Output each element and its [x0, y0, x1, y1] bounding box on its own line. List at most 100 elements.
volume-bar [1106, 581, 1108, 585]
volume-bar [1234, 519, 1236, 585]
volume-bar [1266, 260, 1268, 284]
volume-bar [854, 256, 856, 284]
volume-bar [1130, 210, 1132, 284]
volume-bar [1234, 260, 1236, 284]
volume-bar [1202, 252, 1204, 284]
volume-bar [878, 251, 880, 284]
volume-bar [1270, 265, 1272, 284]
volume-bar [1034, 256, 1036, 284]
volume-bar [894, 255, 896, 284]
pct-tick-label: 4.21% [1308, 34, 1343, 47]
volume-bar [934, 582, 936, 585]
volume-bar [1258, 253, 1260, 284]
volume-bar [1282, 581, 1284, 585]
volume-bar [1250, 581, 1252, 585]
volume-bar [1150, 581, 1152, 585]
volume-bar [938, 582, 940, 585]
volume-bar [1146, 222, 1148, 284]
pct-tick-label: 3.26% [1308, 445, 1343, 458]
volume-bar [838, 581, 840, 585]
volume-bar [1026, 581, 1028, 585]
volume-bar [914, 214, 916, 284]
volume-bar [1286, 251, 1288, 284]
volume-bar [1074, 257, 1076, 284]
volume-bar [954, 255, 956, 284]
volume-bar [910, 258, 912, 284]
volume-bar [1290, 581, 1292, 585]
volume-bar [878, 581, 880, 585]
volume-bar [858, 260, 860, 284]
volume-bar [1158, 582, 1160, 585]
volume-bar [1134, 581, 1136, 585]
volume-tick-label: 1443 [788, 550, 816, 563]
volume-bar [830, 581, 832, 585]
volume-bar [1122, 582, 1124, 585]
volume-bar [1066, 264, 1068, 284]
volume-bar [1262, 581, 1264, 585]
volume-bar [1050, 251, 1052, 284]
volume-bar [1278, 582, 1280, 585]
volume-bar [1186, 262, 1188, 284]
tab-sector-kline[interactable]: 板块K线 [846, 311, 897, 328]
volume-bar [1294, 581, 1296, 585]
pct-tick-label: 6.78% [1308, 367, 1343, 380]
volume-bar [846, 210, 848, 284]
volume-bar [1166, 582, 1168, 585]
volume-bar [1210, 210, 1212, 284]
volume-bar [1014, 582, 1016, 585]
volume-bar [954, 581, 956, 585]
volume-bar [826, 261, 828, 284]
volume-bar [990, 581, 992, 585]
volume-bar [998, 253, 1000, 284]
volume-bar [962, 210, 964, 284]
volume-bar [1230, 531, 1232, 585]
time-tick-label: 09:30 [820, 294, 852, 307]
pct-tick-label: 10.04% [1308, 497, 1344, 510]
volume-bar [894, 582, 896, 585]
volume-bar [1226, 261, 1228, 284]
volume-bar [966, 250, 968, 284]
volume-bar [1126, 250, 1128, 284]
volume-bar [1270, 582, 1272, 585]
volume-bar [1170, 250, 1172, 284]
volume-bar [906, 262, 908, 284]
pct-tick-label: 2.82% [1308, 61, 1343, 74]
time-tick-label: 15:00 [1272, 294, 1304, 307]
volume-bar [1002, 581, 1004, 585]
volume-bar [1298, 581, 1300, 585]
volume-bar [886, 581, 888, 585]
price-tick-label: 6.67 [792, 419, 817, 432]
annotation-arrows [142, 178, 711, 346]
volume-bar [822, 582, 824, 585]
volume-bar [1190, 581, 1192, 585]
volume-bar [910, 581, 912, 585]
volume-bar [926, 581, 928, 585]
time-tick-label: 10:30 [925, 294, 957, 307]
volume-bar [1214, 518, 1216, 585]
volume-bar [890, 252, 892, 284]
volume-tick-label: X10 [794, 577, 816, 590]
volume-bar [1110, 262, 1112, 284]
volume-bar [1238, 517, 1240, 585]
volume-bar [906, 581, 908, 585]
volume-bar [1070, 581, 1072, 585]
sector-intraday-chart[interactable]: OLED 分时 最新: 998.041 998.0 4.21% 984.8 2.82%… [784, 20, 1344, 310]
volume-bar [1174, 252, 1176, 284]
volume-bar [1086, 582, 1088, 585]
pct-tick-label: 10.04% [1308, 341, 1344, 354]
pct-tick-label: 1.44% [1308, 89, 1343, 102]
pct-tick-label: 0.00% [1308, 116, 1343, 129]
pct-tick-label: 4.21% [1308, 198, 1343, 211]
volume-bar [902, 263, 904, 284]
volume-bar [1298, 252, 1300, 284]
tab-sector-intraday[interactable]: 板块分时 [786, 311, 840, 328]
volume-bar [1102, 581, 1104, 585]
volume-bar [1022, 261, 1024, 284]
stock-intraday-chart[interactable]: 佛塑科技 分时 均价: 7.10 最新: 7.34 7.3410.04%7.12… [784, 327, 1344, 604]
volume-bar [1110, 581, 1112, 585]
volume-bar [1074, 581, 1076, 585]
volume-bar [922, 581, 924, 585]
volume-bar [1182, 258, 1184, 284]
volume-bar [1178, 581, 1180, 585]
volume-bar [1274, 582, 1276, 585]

» **What you should do**
Write out, word for word, the lines of the listing from its first line through the line that contains "volume-bar [854, 256, 856, 284]", including both, and nothing more.

» **Complete response**
Output each element and its [x0, y0, x1, y1] bounding box on its own line. List at most 100 elements.
volume-bar [1106, 581, 1108, 585]
volume-bar [1234, 519, 1236, 585]
volume-bar [1266, 260, 1268, 284]
volume-bar [854, 256, 856, 284]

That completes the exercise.